═══ Provided data
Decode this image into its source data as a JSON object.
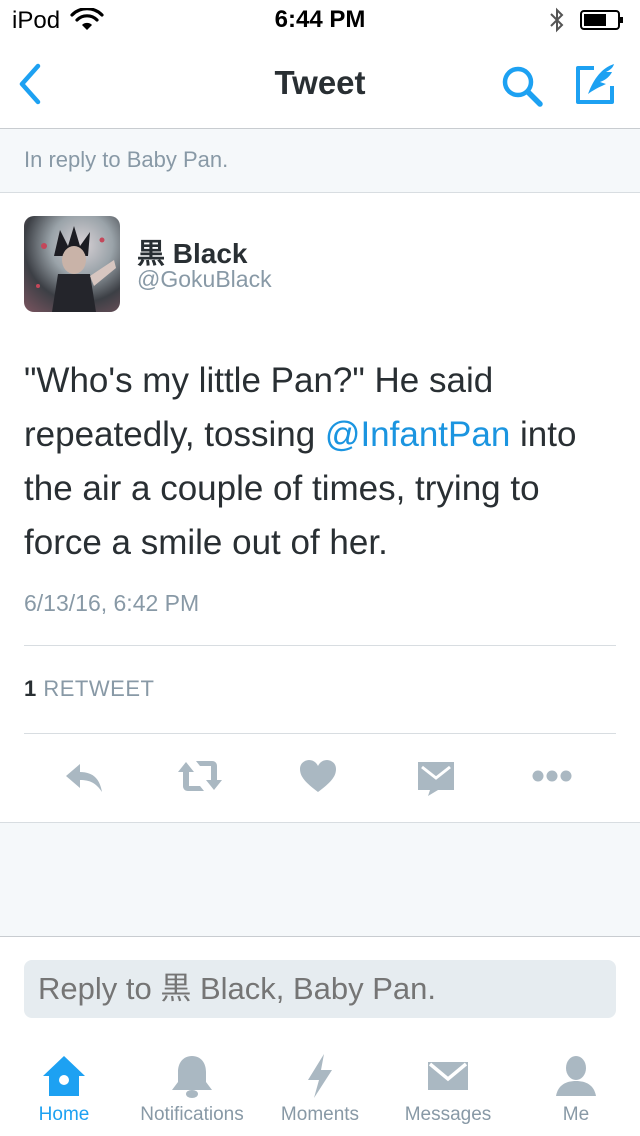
{
  "status_bar": {
    "carrier": "iPod",
    "time": "6:44 PM"
  },
  "nav": {
    "title": "Tweet",
    "back_icon": "chevron-left-icon",
    "search_icon": "search-icon",
    "compose_icon": "compose-icon"
  },
  "reply_context": "In reply to Baby Pan.",
  "tweet": {
    "author_name": "黒 Black",
    "author_handle": "@GokuBlack",
    "text_before": "\"Who's my little Pan?\" He said repeatedly, tossing ",
    "mention": "@InfantPan",
    "text_after": " into the air a couple of times, trying to force a smile out of her.",
    "timestamp": "6/13/16, 6:42 PM",
    "retweet_count": "1",
    "retweet_label": "RETWEET"
  },
  "actions": [
    "reply-icon",
    "retweet-icon",
    "heart-icon",
    "direct-message-icon",
    "more-icon"
  ],
  "reply_box": {
    "placeholder": "Reply to 黒 Black, Baby Pan."
  },
  "tabs": [
    {
      "label": "Home",
      "icon": "home-icon",
      "active": true
    },
    {
      "label": "Notifications",
      "icon": "bell-icon",
      "active": false
    },
    {
      "label": "Moments",
      "icon": "lightning-icon",
      "active": false
    },
    {
      "label": "Messages",
      "icon": "envelope-icon",
      "active": false
    },
    {
      "label": "Me",
      "icon": "person-icon",
      "active": false
    }
  ],
  "colors": {
    "accent": "#1da1f2",
    "mention": "#1b95e0",
    "secondary_text": "#8899a6",
    "action_icon": "#aab8c2"
  }
}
══════
Some lines of the data above may hold the word "Baby"; report how many do, and nothing else.

Completed task — 2